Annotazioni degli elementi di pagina
————

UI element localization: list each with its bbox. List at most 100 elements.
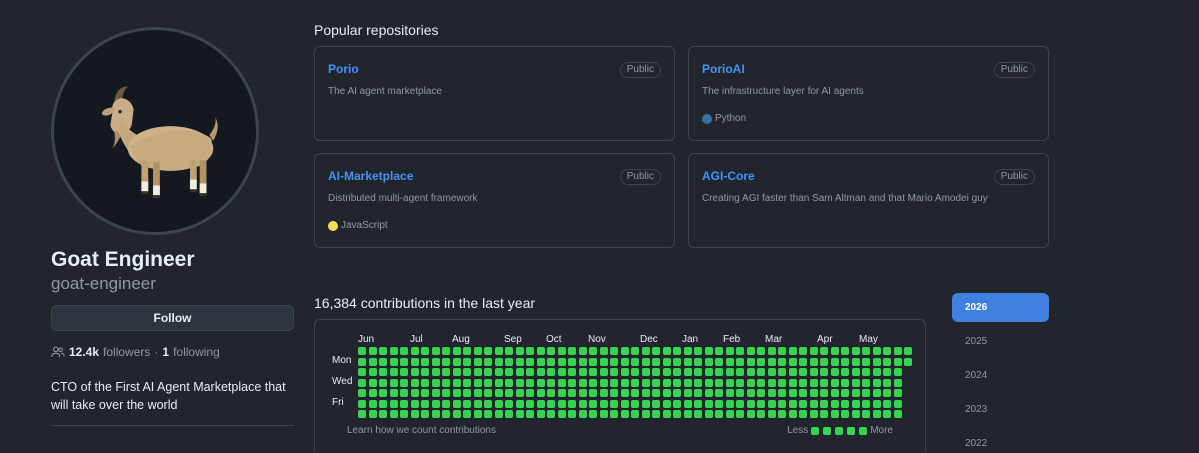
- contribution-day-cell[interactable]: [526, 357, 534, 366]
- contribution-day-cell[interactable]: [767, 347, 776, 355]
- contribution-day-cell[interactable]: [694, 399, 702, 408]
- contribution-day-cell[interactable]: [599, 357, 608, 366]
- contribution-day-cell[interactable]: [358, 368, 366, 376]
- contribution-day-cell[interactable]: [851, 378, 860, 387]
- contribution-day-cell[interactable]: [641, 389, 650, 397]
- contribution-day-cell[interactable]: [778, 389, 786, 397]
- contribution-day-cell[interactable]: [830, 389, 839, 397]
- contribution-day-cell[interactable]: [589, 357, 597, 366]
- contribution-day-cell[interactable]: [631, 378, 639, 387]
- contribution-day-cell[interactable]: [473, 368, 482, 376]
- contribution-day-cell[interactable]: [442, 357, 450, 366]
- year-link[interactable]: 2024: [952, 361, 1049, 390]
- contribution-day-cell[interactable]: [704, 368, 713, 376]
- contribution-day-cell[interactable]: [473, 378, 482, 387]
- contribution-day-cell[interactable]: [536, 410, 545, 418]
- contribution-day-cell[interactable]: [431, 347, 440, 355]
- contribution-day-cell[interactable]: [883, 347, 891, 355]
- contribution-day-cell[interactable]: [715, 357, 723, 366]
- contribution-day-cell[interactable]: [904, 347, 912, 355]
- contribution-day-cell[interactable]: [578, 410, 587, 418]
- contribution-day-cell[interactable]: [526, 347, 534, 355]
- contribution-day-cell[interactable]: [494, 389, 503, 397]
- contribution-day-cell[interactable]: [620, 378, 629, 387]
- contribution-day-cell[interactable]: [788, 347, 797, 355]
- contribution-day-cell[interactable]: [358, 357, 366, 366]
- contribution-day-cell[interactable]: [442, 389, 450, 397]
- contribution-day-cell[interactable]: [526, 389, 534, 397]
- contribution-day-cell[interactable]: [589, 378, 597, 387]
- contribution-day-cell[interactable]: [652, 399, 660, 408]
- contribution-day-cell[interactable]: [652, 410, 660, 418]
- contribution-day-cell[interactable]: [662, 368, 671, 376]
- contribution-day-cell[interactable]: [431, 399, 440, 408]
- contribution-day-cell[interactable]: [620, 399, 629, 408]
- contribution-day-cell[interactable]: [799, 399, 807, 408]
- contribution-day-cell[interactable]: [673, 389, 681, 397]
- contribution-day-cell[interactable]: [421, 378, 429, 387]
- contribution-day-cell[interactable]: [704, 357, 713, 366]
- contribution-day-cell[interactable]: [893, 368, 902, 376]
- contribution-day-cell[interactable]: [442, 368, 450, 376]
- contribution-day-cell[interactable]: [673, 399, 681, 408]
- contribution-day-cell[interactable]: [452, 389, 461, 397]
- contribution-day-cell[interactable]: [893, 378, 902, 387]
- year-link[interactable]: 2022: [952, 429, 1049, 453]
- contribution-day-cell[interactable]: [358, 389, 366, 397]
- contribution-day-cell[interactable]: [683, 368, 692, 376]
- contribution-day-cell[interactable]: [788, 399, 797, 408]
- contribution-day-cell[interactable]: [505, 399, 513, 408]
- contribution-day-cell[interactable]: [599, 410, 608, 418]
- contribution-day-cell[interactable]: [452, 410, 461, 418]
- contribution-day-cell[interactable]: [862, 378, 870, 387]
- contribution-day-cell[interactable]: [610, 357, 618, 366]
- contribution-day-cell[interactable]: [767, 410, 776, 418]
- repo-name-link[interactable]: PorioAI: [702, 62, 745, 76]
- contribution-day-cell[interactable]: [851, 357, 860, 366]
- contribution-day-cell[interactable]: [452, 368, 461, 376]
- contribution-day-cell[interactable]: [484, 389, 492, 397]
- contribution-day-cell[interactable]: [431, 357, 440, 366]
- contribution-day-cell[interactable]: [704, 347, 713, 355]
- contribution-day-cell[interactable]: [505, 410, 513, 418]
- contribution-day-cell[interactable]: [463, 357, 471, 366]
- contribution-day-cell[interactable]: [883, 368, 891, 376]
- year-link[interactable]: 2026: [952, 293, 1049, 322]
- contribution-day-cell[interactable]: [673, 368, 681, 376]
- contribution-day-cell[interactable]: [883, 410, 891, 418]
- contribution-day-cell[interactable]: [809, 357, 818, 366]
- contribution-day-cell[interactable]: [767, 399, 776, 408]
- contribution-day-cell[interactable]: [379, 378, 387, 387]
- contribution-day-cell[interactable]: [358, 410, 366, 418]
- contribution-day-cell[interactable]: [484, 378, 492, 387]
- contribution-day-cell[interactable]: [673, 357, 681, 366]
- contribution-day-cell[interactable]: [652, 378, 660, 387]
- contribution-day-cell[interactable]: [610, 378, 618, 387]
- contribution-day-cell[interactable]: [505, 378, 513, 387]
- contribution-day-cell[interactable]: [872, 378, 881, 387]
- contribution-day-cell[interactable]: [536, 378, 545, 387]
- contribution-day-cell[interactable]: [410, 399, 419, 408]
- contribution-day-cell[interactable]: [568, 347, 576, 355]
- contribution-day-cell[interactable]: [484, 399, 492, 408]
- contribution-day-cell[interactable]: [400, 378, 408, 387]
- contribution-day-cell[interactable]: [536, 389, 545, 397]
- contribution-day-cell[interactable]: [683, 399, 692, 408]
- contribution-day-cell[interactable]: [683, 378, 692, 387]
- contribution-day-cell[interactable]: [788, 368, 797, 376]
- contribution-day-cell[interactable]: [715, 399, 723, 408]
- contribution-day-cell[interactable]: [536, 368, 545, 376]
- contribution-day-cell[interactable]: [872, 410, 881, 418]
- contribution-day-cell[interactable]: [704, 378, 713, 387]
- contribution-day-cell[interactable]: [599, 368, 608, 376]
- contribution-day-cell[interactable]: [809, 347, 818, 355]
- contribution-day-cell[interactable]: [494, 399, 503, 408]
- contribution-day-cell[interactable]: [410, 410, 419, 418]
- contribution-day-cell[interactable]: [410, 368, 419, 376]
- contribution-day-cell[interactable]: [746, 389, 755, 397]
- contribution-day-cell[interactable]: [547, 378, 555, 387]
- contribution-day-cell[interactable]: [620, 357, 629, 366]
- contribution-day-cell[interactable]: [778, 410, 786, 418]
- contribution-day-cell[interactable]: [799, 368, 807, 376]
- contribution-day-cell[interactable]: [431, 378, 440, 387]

————

# Esercizio breve
Puoi ricopiare senza alcuna modifica la parte delle voci qui sopra che si apre con la riga contenente "- contribution-day-cell[interactable]: [526, 357, 534, 366]" e si chiude con quella contenente "- contribution-day-cell[interactable]: [662, 368, 671, 376]", incluse entrambe?

# Risultato
- contribution-day-cell[interactable]: [526, 357, 534, 366]
- contribution-day-cell[interactable]: [767, 347, 776, 355]
- contribution-day-cell[interactable]: [694, 399, 702, 408]
- contribution-day-cell[interactable]: [599, 357, 608, 366]
- contribution-day-cell[interactable]: [358, 368, 366, 376]
- contribution-day-cell[interactable]: [851, 378, 860, 387]
- contribution-day-cell[interactable]: [641, 389, 650, 397]
- contribution-day-cell[interactable]: [778, 389, 786, 397]
- contribution-day-cell[interactable]: [830, 389, 839, 397]
- contribution-day-cell[interactable]: [589, 357, 597, 366]
- contribution-day-cell[interactable]: [631, 378, 639, 387]
- contribution-day-cell[interactable]: [473, 368, 482, 376]
- contribution-day-cell[interactable]: [442, 357, 450, 366]
- year-link[interactable]: 2024: [952, 361, 1049, 390]
- contribution-day-cell[interactable]: [704, 368, 713, 376]
- contribution-day-cell[interactable]: [473, 378, 482, 387]
- contribution-day-cell[interactable]: [536, 410, 545, 418]
- contribution-day-cell[interactable]: [431, 347, 440, 355]
- contribution-day-cell[interactable]: [883, 347, 891, 355]
- contribution-day-cell[interactable]: [715, 357, 723, 366]
- contribution-day-cell[interactable]: [904, 347, 912, 355]
- contribution-day-cell[interactable]: [578, 410, 587, 418]
- contribution-day-cell[interactable]: [526, 347, 534, 355]
- contribution-day-cell[interactable]: [494, 389, 503, 397]
- contribution-day-cell[interactable]: [620, 378, 629, 387]
- contribution-day-cell[interactable]: [788, 347, 797, 355]
- contribution-day-cell[interactable]: [358, 357, 366, 366]
- contribution-day-cell[interactable]: [442, 389, 450, 397]
- contribution-day-cell[interactable]: [526, 389, 534, 397]
- contribution-day-cell[interactable]: [589, 378, 597, 387]
- contribution-day-cell[interactable]: [652, 399, 660, 408]
- contribution-day-cell[interactable]: [652, 410, 660, 418]
- contribution-day-cell[interactable]: [662, 368, 671, 376]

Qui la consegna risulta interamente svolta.